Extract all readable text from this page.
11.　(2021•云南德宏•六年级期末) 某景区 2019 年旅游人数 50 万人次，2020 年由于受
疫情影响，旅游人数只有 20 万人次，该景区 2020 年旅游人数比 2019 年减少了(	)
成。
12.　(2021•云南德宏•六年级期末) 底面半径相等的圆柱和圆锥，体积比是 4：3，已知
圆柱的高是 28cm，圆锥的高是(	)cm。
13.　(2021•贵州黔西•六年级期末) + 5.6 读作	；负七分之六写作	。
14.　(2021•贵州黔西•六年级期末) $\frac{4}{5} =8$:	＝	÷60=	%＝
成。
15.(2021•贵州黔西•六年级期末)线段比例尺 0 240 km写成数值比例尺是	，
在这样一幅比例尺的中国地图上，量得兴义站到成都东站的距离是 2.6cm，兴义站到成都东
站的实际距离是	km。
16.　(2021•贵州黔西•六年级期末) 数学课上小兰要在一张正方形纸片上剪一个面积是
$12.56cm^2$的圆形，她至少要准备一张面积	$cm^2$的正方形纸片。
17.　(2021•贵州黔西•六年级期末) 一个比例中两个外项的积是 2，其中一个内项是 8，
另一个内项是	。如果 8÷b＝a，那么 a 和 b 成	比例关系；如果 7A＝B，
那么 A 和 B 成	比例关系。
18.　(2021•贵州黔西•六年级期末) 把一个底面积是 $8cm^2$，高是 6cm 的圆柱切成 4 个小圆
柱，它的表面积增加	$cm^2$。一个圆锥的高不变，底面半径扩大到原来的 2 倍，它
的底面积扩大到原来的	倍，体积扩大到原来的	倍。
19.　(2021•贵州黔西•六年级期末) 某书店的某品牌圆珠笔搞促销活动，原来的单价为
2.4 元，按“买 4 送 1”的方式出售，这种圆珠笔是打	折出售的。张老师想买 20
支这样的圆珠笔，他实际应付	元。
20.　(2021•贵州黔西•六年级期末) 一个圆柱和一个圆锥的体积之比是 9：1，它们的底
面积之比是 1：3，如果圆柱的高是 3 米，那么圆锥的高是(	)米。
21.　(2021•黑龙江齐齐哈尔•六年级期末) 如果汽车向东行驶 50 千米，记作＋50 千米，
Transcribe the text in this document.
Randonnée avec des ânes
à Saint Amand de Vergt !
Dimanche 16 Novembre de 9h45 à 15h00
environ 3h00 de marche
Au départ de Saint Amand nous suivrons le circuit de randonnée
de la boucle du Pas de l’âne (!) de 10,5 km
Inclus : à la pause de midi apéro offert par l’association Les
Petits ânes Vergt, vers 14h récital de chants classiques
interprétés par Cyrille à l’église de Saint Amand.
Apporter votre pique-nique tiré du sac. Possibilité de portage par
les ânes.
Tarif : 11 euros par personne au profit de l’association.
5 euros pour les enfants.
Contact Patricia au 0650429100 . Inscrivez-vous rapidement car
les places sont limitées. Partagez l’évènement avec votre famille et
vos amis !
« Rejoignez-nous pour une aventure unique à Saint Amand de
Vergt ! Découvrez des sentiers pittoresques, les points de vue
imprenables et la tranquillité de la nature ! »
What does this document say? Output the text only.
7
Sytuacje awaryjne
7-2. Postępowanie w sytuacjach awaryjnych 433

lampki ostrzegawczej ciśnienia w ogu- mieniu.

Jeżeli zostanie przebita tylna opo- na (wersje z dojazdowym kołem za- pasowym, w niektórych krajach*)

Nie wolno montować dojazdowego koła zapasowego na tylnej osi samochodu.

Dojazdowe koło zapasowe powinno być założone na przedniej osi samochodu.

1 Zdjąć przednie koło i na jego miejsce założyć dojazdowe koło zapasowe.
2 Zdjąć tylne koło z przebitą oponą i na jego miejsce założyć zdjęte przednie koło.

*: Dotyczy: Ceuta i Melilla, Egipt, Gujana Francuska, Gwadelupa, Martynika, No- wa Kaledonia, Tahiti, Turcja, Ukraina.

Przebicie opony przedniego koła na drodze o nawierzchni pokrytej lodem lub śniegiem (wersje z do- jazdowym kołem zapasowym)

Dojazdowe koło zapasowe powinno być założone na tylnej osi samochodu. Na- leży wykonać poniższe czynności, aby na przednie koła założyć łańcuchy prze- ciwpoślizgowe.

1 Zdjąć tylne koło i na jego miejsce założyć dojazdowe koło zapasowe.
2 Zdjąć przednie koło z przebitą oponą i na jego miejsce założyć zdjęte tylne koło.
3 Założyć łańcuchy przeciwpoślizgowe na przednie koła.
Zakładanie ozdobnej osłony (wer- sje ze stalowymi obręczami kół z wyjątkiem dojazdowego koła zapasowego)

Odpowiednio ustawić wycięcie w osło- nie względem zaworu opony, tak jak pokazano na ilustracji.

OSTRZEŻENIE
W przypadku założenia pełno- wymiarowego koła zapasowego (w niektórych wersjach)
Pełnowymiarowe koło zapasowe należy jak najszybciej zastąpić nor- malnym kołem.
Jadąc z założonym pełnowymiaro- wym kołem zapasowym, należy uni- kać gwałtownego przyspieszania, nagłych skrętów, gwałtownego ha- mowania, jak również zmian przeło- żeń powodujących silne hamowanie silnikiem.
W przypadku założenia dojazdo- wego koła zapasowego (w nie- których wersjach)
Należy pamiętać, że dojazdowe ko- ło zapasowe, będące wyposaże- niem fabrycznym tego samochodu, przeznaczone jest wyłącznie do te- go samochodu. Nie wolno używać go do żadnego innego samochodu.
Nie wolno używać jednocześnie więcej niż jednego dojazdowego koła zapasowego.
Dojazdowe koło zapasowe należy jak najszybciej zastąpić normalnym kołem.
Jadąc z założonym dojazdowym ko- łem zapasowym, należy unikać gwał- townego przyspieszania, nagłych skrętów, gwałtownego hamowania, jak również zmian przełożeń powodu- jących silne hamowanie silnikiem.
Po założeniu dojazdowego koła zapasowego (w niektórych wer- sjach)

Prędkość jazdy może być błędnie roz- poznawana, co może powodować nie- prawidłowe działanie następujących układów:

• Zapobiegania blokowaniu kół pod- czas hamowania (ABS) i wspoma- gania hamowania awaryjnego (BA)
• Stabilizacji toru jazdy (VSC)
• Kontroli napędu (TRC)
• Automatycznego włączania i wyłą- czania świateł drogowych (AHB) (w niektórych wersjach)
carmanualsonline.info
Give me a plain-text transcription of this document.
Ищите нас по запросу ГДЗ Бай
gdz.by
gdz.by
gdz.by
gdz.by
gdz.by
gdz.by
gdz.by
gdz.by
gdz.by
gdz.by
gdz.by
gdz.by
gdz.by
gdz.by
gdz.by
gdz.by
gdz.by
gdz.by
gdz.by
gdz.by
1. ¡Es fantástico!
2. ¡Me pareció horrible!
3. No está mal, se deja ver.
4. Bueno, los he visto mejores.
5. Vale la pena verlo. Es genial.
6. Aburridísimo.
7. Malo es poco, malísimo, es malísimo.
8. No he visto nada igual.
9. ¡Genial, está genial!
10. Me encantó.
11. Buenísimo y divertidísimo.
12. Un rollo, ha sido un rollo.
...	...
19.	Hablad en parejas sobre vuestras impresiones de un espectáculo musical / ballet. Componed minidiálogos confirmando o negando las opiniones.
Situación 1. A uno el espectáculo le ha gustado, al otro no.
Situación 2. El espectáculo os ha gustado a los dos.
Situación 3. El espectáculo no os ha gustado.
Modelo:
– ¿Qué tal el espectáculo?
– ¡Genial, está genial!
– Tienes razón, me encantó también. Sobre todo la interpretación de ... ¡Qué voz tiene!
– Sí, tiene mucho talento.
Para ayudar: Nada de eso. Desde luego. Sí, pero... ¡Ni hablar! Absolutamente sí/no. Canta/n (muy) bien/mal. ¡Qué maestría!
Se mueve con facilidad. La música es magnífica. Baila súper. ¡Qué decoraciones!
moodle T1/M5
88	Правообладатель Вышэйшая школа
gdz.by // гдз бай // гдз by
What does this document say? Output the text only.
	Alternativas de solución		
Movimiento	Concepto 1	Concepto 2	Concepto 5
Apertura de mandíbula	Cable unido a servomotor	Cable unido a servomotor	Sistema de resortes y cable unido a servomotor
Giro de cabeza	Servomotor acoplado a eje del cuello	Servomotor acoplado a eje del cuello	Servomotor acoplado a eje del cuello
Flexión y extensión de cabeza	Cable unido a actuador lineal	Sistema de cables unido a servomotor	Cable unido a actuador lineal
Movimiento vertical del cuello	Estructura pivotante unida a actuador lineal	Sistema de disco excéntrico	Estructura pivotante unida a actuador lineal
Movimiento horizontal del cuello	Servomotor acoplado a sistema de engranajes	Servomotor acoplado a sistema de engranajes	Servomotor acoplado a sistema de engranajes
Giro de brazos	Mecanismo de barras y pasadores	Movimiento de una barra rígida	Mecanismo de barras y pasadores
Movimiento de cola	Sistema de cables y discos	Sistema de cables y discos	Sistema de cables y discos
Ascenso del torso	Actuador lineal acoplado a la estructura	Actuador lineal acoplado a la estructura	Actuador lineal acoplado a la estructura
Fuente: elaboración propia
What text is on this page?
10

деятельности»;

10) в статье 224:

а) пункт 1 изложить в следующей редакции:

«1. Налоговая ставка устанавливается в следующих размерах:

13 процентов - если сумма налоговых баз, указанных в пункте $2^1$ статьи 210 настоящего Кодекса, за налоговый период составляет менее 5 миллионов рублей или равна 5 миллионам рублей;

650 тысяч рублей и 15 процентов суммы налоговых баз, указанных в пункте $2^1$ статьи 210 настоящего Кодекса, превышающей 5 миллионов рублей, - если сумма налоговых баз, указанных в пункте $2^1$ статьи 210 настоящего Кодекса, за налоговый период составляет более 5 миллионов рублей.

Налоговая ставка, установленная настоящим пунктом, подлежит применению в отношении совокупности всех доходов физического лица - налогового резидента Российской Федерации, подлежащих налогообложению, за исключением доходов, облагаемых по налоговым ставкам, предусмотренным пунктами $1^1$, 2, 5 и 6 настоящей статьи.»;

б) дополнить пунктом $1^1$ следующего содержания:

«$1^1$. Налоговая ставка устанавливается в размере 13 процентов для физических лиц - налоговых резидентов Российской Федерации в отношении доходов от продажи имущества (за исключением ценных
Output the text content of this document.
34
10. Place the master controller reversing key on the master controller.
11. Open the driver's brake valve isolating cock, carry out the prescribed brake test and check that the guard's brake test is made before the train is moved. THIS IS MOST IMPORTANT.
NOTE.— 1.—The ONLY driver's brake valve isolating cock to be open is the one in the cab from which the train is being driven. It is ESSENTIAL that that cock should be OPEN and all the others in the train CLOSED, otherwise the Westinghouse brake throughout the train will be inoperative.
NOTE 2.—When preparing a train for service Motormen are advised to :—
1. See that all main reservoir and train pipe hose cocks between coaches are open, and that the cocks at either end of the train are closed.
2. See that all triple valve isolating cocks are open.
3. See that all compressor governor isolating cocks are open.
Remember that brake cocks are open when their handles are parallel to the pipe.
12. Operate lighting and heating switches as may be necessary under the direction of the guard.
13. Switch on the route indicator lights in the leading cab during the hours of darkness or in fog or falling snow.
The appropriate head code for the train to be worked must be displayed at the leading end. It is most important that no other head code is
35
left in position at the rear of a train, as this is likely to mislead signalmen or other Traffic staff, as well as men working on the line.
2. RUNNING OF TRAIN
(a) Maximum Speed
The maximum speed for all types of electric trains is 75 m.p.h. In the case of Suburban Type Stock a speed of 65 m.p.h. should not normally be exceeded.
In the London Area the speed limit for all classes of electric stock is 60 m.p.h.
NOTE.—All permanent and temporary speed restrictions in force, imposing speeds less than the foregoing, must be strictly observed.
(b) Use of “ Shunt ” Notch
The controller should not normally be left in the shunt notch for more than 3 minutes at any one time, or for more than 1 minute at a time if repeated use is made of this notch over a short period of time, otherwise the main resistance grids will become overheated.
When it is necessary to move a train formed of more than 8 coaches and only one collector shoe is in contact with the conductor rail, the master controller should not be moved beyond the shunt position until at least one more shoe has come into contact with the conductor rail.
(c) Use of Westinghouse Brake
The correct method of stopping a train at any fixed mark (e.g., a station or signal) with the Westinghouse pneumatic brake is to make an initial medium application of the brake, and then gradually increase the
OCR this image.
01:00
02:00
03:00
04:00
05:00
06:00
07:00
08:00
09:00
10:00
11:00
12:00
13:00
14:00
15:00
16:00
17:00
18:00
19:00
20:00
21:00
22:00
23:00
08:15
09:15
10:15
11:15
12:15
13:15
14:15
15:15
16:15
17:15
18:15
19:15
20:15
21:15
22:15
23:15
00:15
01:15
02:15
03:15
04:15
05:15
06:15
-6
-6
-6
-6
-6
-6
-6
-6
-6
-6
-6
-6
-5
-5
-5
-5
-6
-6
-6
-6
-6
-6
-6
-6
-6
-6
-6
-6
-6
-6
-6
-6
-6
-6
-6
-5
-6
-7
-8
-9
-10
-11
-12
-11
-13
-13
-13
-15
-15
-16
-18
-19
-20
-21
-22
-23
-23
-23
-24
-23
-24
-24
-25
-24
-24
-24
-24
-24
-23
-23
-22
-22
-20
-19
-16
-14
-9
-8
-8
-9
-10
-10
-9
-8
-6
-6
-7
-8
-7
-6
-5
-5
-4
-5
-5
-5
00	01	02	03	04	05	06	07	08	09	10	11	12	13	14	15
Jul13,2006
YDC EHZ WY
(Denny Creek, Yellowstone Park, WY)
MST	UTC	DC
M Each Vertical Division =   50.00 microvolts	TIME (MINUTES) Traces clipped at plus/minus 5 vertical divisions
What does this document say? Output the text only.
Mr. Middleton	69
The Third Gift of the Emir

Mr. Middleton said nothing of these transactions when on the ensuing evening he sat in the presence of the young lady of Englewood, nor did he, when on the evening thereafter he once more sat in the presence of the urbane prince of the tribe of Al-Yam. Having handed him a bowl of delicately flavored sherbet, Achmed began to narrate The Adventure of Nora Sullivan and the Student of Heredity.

-*-

• What to produce
Copy out every line that includes the word "używać".

• The response
Należy pamiętać, że dojazdowe ko- ło zapasowe, będące wyposaże- niem fabrycznym tego samochodu, przeznaczone jest wyłącznie do te- go samochodu. Nie wolno używać go do żadnego innego samochodu.
Nie wolno używać jednocześnie więcej niż jednego dojazdowego koła zapasowego.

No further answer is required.